_TASK TO CARRY OUT_
Find all lines in the listing that include the word "this", then copy them.

+++ EXERCISE MATERIALS

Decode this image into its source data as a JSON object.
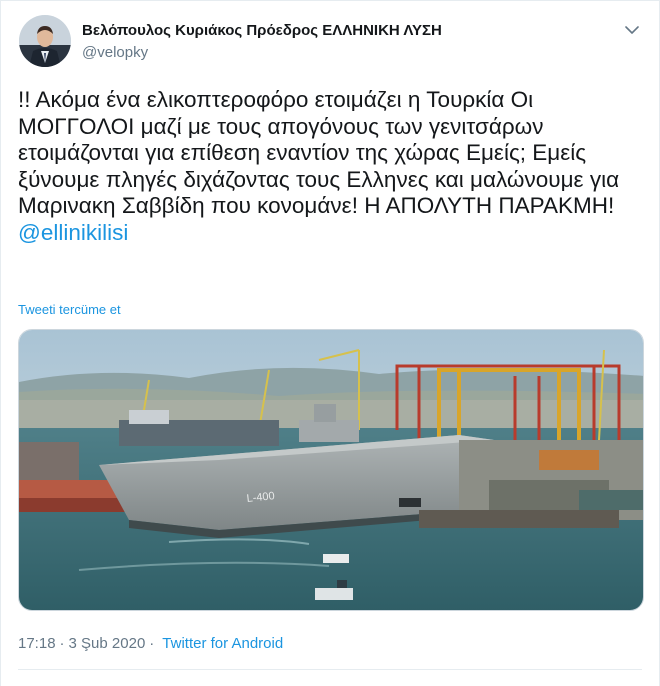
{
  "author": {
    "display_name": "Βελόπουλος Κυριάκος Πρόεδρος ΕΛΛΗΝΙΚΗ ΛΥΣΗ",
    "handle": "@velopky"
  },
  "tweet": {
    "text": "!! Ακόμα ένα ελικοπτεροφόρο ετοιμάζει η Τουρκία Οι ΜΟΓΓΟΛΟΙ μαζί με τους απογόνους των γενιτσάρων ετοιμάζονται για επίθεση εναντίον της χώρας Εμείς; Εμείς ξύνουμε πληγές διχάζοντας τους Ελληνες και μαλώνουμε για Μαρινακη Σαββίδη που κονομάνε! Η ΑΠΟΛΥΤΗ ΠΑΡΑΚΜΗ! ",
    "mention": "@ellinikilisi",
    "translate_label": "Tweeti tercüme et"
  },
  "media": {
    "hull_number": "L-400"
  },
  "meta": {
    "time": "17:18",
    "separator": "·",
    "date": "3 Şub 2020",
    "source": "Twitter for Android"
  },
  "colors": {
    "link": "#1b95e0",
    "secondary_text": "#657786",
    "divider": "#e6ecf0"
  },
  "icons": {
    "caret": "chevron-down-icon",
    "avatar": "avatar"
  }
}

++++++
+++ EXERCISE MATERIALS

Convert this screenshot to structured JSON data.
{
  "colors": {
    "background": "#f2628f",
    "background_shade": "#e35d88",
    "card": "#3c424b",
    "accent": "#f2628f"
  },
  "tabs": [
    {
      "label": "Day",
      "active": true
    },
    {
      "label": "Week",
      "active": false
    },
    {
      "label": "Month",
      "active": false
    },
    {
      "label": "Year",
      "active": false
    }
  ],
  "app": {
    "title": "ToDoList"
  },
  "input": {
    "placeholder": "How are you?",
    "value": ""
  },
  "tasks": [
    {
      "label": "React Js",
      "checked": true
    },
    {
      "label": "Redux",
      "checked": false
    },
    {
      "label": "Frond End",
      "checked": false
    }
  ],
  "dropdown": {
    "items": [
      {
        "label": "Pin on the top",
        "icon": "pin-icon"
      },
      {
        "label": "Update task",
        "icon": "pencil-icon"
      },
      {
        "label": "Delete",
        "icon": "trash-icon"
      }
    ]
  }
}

++++++

_EXERCISE RESPONSE_
Decode this image into its source data as a JSON object.
Convert this screenshot to structured JSON data.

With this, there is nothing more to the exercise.